_TASK INPUT_

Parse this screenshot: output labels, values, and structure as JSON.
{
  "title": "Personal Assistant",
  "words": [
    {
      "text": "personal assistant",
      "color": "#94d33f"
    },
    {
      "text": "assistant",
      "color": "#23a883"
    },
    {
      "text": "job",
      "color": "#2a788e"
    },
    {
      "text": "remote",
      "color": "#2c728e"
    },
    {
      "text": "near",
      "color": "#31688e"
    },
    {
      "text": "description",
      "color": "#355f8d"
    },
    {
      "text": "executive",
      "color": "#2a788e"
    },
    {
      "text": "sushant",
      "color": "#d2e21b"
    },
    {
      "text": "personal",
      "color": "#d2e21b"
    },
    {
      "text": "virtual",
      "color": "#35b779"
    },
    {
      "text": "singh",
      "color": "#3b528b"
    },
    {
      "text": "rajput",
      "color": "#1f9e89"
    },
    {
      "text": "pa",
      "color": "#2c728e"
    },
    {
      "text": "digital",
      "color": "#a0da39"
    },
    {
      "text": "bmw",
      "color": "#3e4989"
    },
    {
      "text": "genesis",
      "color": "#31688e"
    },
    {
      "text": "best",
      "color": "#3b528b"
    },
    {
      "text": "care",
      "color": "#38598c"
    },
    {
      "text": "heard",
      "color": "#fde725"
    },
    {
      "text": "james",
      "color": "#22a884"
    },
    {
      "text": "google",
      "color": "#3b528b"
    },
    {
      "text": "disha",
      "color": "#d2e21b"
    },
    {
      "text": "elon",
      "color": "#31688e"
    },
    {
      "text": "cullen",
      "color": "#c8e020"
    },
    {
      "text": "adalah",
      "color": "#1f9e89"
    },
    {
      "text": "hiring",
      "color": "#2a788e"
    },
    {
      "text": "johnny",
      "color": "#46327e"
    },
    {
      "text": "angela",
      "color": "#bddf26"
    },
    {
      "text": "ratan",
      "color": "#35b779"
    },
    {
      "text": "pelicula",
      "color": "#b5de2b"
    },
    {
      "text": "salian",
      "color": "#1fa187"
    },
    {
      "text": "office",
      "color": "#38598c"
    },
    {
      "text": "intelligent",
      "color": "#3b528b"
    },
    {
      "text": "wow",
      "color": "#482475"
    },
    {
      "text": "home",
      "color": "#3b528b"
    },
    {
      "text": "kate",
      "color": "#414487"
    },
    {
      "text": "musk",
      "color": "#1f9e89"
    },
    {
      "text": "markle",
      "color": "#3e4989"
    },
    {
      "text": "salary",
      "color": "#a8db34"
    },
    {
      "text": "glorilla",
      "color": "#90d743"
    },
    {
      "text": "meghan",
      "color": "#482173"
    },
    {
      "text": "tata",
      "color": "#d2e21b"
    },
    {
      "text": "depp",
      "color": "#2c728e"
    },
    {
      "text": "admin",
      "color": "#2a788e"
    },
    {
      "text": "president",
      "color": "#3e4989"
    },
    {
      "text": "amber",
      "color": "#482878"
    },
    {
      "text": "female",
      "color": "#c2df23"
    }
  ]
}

_WORK ITEM_
Repeat every line of the material exactly.

_WRITTEN ANSWER_
Parse this screenshot: output labels, values, and structure as JSON.
{
  "title": "Personal Assistant",
  "words": [
    {
      "text": "personal assistant",
      "color": "#94d33f"
    },
    {
      "text": "assistant",
      "color": "#23a883"
    },
    {
      "text": "job",
      "color": "#2a788e"
    },
    {
      "text": "remote",
      "color": "#2c728e"
    },
    {
      "text": "near",
      "color": "#31688e"
    },
    {
      "text": "description",
      "color": "#355f8d"
    },
    {
      "text": "executive",
      "color": "#2a788e"
    },
    {
      "text": "sushant",
      "color": "#d2e21b"
    },
    {
      "text": "personal",
      "color": "#d2e21b"
    },
    {
      "text": "virtual",
      "color": "#35b779"
    },
    {
      "text": "singh",
      "color": "#3b528b"
    },
    {
      "text": "rajput",
      "color": "#1f9e89"
    },
    {
      "text": "pa",
      "color": "#2c728e"
    },
    {
      "text": "digital",
      "color": "#a0da39"
    },
    {
      "text": "bmw",
      "color": "#3e4989"
    },
    {
      "text": "genesis",
      "color": "#31688e"
    },
    {
      "text": "best",
      "color": "#3b528b"
    },
    {
      "text": "care",
      "color": "#38598c"
    },
    {
      "text": "heard",
      "color": "#fde725"
    },
    {
      "text": "james",
      "color": "#22a884"
    },
    {
      "text": "google",
      "color": "#3b528b"
    },
    {
      "text": "disha",
      "color": "#d2e21b"
    },
    {
      "text": "elon",
      "color": "#31688e"
    },
    {
      "text": "cullen",
      "color": "#c8e020"
    },
    {
      "text": "adalah",
      "color": "#1f9e89"
    },
    {
      "text": "hiring",
      "color": "#2a788e"
    },
    {
      "text": "johnny",
      "color": "#46327e"
    },
    {
      "text": "angela",
      "color": "#bddf26"
    },
    {
      "text": "ratan",
      "color": "#35b779"
    },
    {
      "text": "pelicula",
      "color": "#b5de2b"
    },
    {
      "text": "salian",
      "color": "#1fa187"
    },
    {
      "text": "office",
      "color": "#38598c"
    },
    {
      "text": "intelligent",
      "color": "#3b528b"
    },
    {
      "text": "wow",
      "color": "#482475"
    },
    {
      "text": "home",
      "color": "#3b528b"
    },
    {
      "text": "kate",
      "color": "#414487"
    },
    {
      "text": "musk",
      "color": "#1f9e89"
    },
    {
      "text": "markle",
      "color": "#3e4989"
    },
    {
      "text": "salary",
      "color": "#a8db34"
    },
    {
      "text": "glorilla",
      "color": "#90d743"
    },
    {
      "text": "meghan",
      "color": "#482173"
    },
    {
      "text": "tata",
      "color": "#d2e21b"
    },
    {
      "text": "depp",
      "color": "#2c728e"
    },
    {
      "text": "admin",
      "color": "#2a788e"
    },
    {
      "text": "president",
      "color": "#3e4989"
    },
    {
      "text": "amber",
      "color": "#482878"
    },
    {
      "text": "female",
      "color": "#c2df23"
    }
  ]
}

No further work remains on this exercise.